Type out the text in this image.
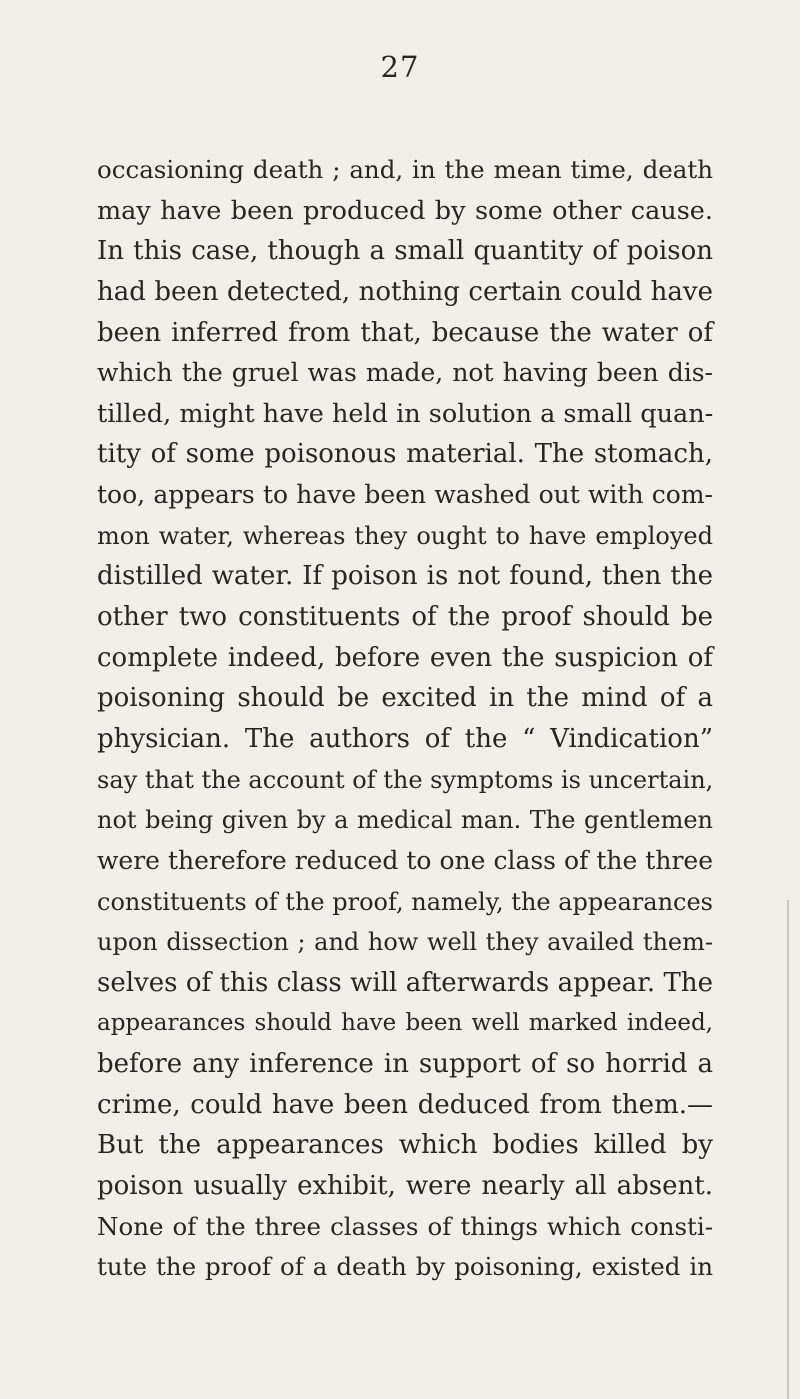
27
occasioning death ; and, in the mean time, death
may have been produced by some other cause.
In this case, though a small quantity of poison
had been detected, nothing certain could have
been inferred from that, because the water of
which the gruel was made, not having been dis-
tilled, might have held in solution a small quan-
tity of some poisonous material. The stomach,
too, appears to have been washed out with com-
mon water, whereas they ought to have employed
distilled water. If poison is not found, then the
other two constituents of the proof should be
complete indeed, before even the suspicion of
poisoning should be excited in the mind of a
physician. The authors of the “ Vindication”
say that the account of the symptoms is uncertain,
not being given by a medical man. The gentlemen
were therefore reduced to one class of the three
constituents of the proof, namely, the appearances
upon dissection ; and how well they availed them-
selves of this class will afterwards appear. The
appearances should have been well marked indeed,
before any inference in support of so horrid a
crime, could have been deduced from them.—
But the appearances which bodies killed by
poison usually exhibit, were nearly all absent.
None of the three classes of things which consti-
tute the proof of a death by poisoning, existed in
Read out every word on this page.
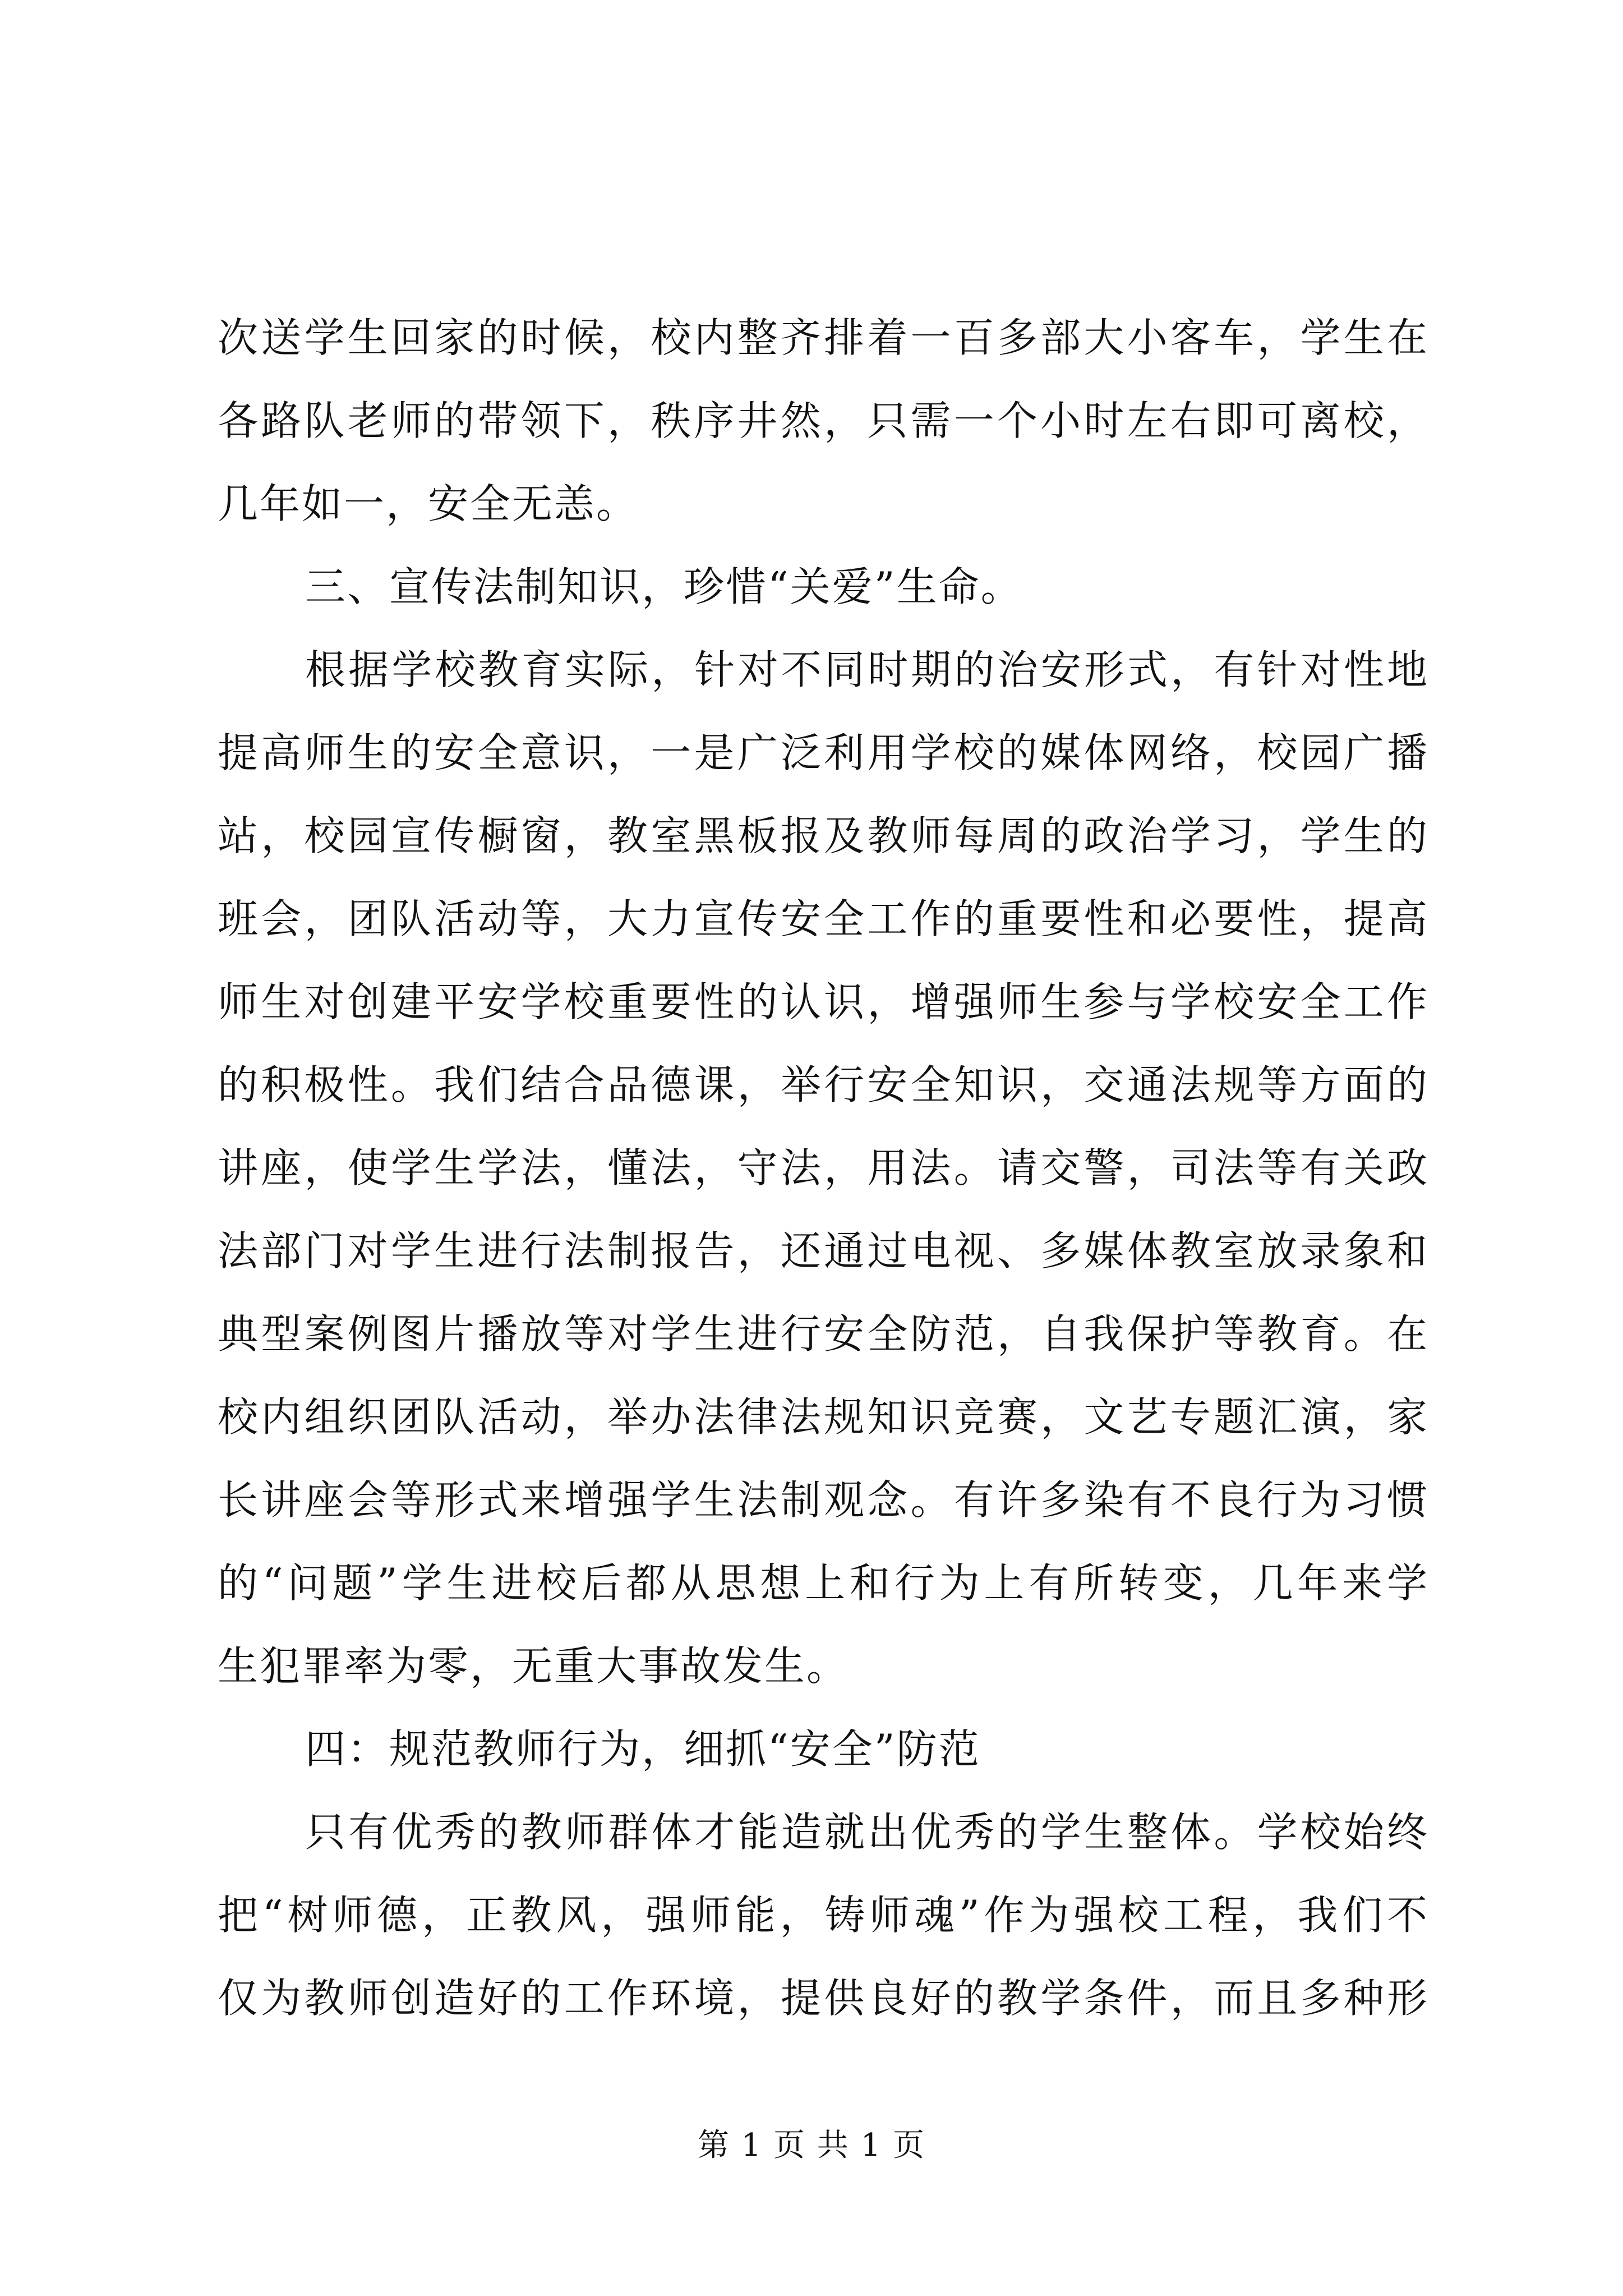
次送学生回家的时候，校内整齐排着一百多部大小客车，学生在
各路队老师的带领下，秩序井然，只需一个小时左右即可离校，
几年如一，安全无恙。
三、宣传法制知识，珍惜“关爱”生命。
根据学校教育实际，针对不同时期的治安形式，有针对性地
提高师生的安全意识，一是广泛利用学校的媒体网络，校园广播
站，校园宣传橱窗，教室黑板报及教师每周的政治学习，学生的
班会，团队活动等，大力宣传安全工作的重要性和必要性，提高
师生对创建平安学校重要性的认识，增强师生参与学校安全工作
的积极性。我们结合品德课，举行安全知识，交通法规等方面的
讲座，使学生学法，懂法，守法，用法。请交警，司法等有关政
法部门对学生进行法制报告，还通过电视、多媒体教室放录象和
典型案例图片播放等对学生进行安全防范，自我保护等教育。在
校内组织团队活动，举办法律法规知识竞赛，文艺专题汇演，家
长讲座会等形式来增强学生法制观念。有许多染有不良行为习惯
的“问题”学生进校后都从思想上和行为上有所转变，几年来学
生犯罪率为零，无重大事故发生。
四：规范教师行为，细抓“安全”防范
只有优秀的教师群体才能造就出优秀的学生整体。学校始终
把“树师德，正教风，强师能，铸师魂”作为强校工程，我们不
仅为教师创造好的工作环境，提供良好的教学条件，而且多种形
第 1 页 共 1 页
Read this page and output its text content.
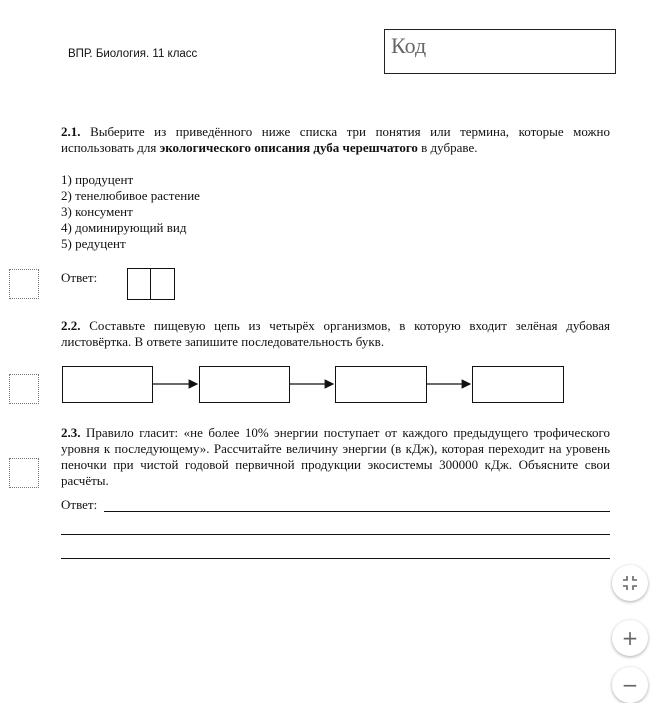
ВПР. Биология. 11 класс	Код
2.1. Выберите из приведённого ниже списка три понятия или термина, которые можно использовать для экологического описания дуба черешчатого в дубраве.
1) продуцент
2) тенелюбивое растение
3) консумент
4) доминирующий вид
5) редуцент
Ответ:
2.2. Составьте пищевую цепь из четырёх организмов, в которую входит зелёная дубовая листовёртка. В ответе запишите последовательность букв.
2.3. Правило гласит: «не более 10% энергии поступает от каждого предыдущего трофического уровня к последующему». Рассчитайте величину энергии (в кДж), которая переходит на уровень пеночки при чистой годовой первичной продукции экосистемы 300000 кДж. Объясните свои расчёты.
Ответ:
+
−
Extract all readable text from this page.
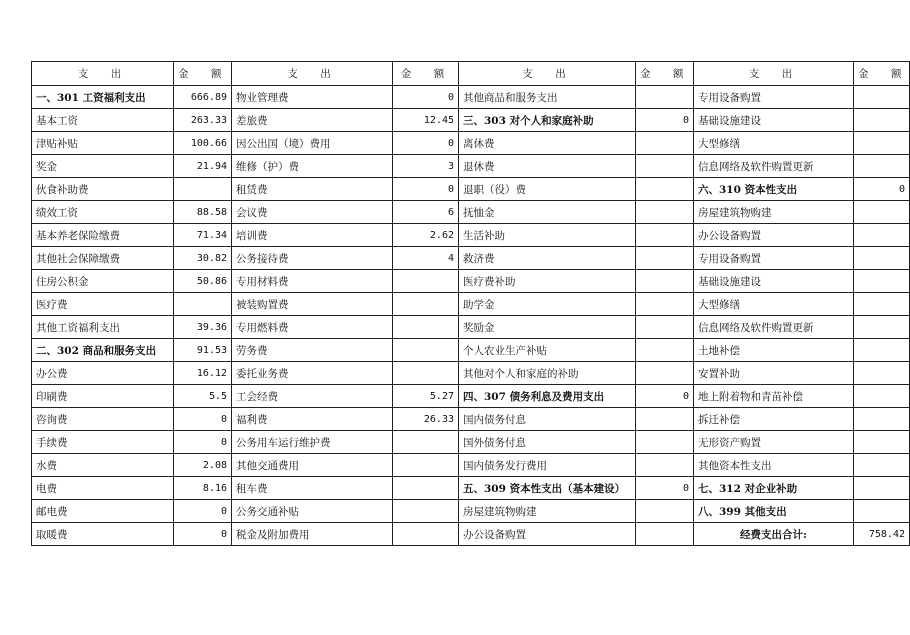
支　出	金　额	支　出	金　额	支　出	金　额	支　出	金　额
一、301 工资福利支出	666.89	物业管理费	0	其他商品和服务支出		专用设备购置	
基本工资	263.33	差旅费	12.45	三、303 对个人和家庭补助	0	基础设施建设	
津贴补贴	100.66	因公出国（境）费用	0	离休费		大型修缮	
奖金	21.94	维修（护）费	3	退休费		信息网络及软件购置更新	
伙食补助费		租赁费	0	退职（役）费		六、310 资本性支出	0
绩效工资	88.58	会议费	6	抚恤金		房屋建筑物购建	
基本养老保险缴费	71.34	培训费	2.62	生活补助		办公设备购置	
其他社会保障缴费	30.82	公务接待费	4	救济费		专用设备购置	
住房公积金	50.86	专用材料费		医疗费补助		基础设施建设	
医疗费		被装购置费		助学金		大型修缮	
其他工资福利支出	39.36	专用燃料费		奖励金		信息网络及软件购置更新	
二、302 商品和服务支出	91.53	劳务费		个人农业生产补贴		土地补偿	
办公费	16.12	委托业务费		其他对个人和家庭的补助		安置补助	
印刷费	5.5	工会经费	5.27	四、307 债务利息及费用支出	0	地上附着物和青苗补偿	
咨询费	0	福利费	26.33	国内债务付息		拆迁补偿	
手续费	0	公务用车运行维护费		国外债务付息		无形资产购置	
水费	2.08	其他交通费用		国内债务发行费用		其他资本性支出	
电费	8.16	租车费		五、309 资本性支出（基本建设）	0	七、312 对企业补助	
邮电费	0	公务交通补贴		房屋建筑物购建		八、399 其他支出	
取暖费	0	税金及附加费用		办公设备购置		经费支出合计:	758.42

▶ What you have to do
Using the listing above, return all lines where the word "poisoning" occurs.

▶ Completed task
poisoning should be excited in the mind of a
tute the proof of a death by poisoning, existed in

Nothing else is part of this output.